AIM OF THE EXERCISE ▸ Extract the full listing below without altering a single character.

MATERIAL PROVIDED ▸
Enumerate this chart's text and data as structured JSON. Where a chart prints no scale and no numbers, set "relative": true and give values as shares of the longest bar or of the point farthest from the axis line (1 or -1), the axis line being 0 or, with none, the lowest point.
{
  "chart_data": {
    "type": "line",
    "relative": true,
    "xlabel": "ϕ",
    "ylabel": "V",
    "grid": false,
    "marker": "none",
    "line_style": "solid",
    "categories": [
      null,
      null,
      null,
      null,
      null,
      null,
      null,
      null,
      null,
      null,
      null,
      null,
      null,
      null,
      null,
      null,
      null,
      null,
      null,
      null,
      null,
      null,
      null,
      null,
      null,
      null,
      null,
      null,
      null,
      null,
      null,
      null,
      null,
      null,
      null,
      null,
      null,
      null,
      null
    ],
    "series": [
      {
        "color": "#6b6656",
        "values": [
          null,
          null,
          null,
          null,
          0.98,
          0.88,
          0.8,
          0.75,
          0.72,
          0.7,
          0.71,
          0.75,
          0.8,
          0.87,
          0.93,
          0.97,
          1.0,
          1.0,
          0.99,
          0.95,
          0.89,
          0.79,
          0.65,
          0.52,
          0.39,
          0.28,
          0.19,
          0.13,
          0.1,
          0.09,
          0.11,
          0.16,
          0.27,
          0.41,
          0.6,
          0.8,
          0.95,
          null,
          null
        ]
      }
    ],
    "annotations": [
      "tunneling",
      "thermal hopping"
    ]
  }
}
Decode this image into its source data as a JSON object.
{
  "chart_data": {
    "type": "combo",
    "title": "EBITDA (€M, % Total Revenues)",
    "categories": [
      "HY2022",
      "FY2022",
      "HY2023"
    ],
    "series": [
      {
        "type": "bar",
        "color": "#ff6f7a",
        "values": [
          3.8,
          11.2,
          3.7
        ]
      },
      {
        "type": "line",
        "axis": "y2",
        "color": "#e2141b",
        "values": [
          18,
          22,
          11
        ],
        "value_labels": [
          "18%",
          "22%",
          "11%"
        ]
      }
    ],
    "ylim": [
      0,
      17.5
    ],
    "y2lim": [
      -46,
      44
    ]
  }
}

ANSWER FOR THE TASK ▸
Enumerate this chart's text and data as structured JSON. Where a chart prints no scale and no numbers, set "relative": true and give values as shares of the longest bar or of the point farthest from the axis line (1 or -1), the axis line being 0 or, with none, the lowest point.
{
  "chart_data": {
    "type": "line",
    "relative": true,
    "xlabel": "ϕ",
    "ylabel": "V",
    "grid": false,
    "marker": "none",
    "line_style": "solid",
    "categories": [
      null,
      null,
      null,
      null,
      null,
      null,
      null,
      null,
      null,
      null,
      null,
      null,
      null,
      null,
      null,
      null,
      null,
      null,
      null,
      null,
      null,
      null,
      null,
      null,
      null,
      null,
      null,
      null,
      null,
      null,
      null,
      null,
      null,
      null,
      null,
      null,
      null,
      null,
      null
    ],
    "series": [
      {
        "color": "#6b6656",
        "values": [
          null,
          null,
          null,
          null,
          0.98,
          0.88,
          0.8,
          0.75,
          0.72,
          0.7,
          0.71,
          0.75,
          0.8,
          0.87,
          0.93,
          0.97,
          1.0,
          1.0,
          0.99,
          0.95,
          0.89,
          0.79,
          0.65,
          0.52,
          0.39,
          0.28,
          0.19,
          0.13,
          0.1,
          0.09,
          0.11,
          0.16,
          0.27,
          0.41,
          0.6,
          0.8,
          0.95,
          null,
          null
        ]
      }
    ],
    "annotations": [
      "tunneling",
      "thermal hopping"
    ]
  }
}
Decode this image into its source data as a JSON object.
{
  "chart_data": {
    "type": "combo",
    "title": "EBITDA (€M, % Total Revenues)",
    "categories": [
      "HY2022",
      "FY2022",
      "HY2023"
    ],
    "series": [
      {
        "type": "bar",
        "color": "#ff6f7a",
        "values": [
          3.8,
          11.2,
          3.7
        ]
      },
      {
        "type": "line",
        "axis": "y2",
        "color": "#e2141b",
        "values": [
          18,
          22,
          11
        ],
        "value_labels": [
          "18%",
          "22%",
          "11%"
        ]
      }
    ],
    "ylim": [
      0,
      17.5
    ],
    "y2lim": [
      -46,
      44
    ]
  }
}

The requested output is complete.